**WORK REQUIRED**
Look for the string "text" and copy every line that has it.
------------------------------------------------------------------------
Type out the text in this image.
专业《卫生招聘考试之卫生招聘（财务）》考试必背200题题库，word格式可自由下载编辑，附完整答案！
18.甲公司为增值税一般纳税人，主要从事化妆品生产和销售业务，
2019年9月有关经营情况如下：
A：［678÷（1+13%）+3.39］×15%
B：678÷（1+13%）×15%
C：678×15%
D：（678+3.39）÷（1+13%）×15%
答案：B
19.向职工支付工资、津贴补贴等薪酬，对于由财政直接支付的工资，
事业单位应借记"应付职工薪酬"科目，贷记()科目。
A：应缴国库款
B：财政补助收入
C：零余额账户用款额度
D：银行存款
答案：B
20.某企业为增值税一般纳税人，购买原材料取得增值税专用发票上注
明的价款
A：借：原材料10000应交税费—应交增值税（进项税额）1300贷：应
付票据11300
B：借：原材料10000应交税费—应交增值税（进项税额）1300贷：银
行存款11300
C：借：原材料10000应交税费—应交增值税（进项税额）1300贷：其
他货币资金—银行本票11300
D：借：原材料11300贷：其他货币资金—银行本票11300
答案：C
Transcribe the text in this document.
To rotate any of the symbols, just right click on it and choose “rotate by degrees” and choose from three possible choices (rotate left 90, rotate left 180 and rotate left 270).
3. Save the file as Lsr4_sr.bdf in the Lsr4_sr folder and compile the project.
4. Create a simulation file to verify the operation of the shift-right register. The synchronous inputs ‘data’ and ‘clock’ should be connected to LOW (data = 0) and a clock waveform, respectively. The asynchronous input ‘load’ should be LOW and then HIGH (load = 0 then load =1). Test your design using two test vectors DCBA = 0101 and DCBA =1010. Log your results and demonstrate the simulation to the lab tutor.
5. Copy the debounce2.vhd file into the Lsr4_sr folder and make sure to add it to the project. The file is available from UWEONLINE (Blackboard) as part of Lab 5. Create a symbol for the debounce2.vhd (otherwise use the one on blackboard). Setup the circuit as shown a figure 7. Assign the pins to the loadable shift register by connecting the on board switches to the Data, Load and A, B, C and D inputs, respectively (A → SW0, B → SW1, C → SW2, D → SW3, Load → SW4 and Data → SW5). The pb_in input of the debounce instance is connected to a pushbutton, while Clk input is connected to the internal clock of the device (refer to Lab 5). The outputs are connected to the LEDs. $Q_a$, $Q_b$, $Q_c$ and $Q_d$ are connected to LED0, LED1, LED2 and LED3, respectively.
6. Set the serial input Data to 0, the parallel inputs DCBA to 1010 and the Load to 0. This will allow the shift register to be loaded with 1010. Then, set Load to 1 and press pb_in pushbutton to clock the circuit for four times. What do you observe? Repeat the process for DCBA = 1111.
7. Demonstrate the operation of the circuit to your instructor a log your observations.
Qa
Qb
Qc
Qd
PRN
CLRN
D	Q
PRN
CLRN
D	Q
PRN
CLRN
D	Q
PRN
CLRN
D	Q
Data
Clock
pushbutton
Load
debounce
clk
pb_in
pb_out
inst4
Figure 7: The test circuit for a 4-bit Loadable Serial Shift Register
------------------------------------------------------------------------
**RESULT OF THIS TASK**
Type out the text in this image.
Transcribe the text in this document.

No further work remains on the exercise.